▶ [DATA FOR PROCESSING]:
====================
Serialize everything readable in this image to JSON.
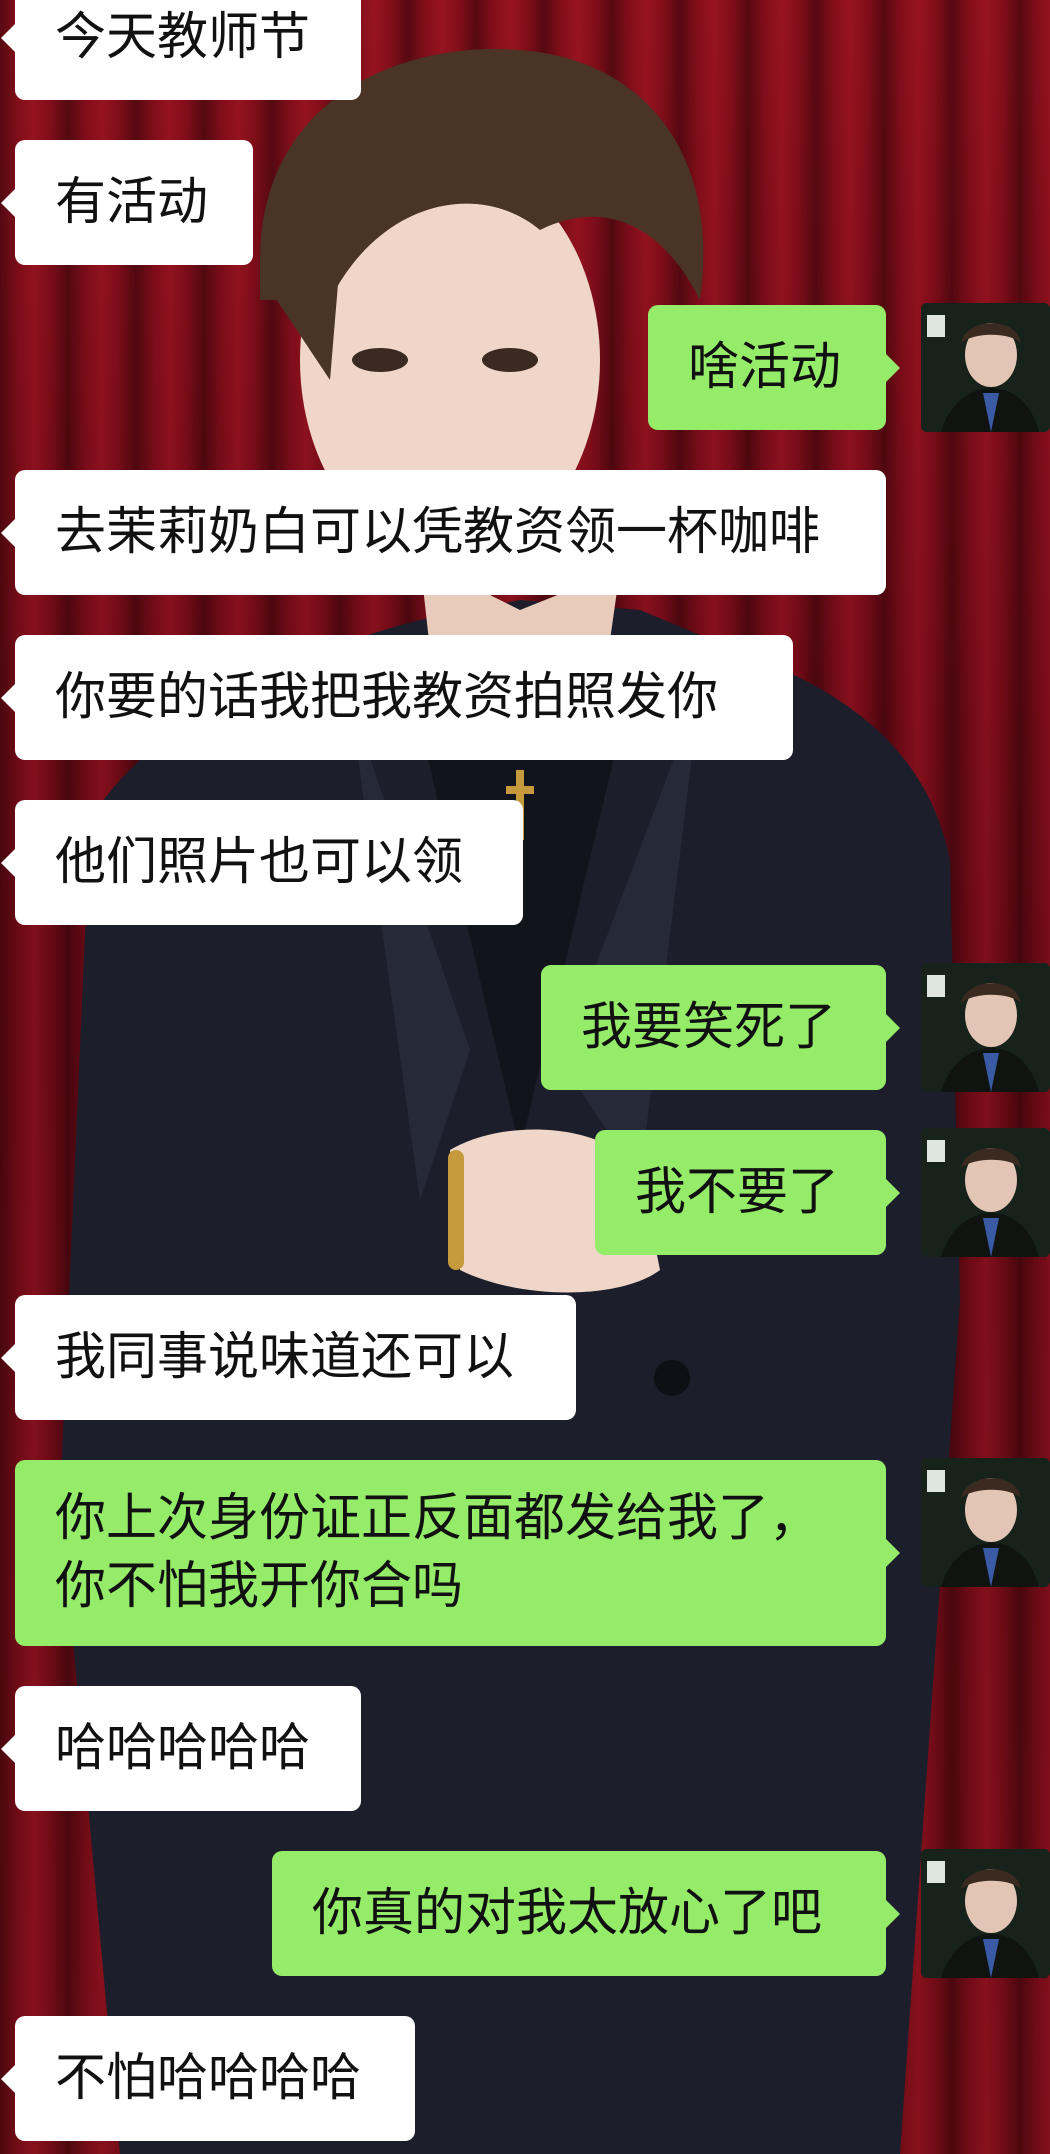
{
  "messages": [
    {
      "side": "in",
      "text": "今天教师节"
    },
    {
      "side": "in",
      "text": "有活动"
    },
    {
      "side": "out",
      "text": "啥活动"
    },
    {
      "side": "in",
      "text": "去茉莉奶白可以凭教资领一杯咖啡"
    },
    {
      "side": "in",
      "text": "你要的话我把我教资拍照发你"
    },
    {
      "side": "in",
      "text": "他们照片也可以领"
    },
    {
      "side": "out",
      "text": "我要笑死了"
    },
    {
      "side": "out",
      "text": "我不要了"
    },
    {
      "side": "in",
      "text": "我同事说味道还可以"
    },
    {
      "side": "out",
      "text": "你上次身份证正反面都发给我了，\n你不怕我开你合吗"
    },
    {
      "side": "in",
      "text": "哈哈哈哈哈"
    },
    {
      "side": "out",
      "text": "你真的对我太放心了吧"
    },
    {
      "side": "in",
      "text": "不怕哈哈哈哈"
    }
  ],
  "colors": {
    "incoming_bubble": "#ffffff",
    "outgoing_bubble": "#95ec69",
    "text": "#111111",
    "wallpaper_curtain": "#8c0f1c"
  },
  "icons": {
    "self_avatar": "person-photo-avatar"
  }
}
====================
▶ [YOUR OBJECTIVE]:
Every line is to be duplicated exactly, though pictures stay out.

▶ [EXPECTED ANSWER]:
Serialize everything readable in this image to JSON.
{
  "messages": [
    {
      "side": "in",
      "text": "今天教师节"
    },
    {
      "side": "in",
      "text": "有活动"
    },
    {
      "side": "out",
      "text": "啥活动"
    },
    {
      "side": "in",
      "text": "去茉莉奶白可以凭教资领一杯咖啡"
    },
    {
      "side": "in",
      "text": "你要的话我把我教资拍照发你"
    },
    {
      "side": "in",
      "text": "他们照片也可以领"
    },
    {
      "side": "out",
      "text": "我要笑死了"
    },
    {
      "side": "out",
      "text": "我不要了"
    },
    {
      "side": "in",
      "text": "我同事说味道还可以"
    },
    {
      "side": "out",
      "text": "你上次身份证正反面都发给我了，\n你不怕我开你合吗"
    },
    {
      "side": "in",
      "text": "哈哈哈哈哈"
    },
    {
      "side": "out",
      "text": "你真的对我太放心了吧"
    },
    {
      "side": "in",
      "text": "不怕哈哈哈哈"
    }
  ],
  "colors": {
    "incoming_bubble": "#ffffff",
    "outgoing_bubble": "#95ec69",
    "text": "#111111",
    "wallpaper_curtain": "#8c0f1c"
  },
  "icons": {
    "self_avatar": "person-photo-avatar"
  }
}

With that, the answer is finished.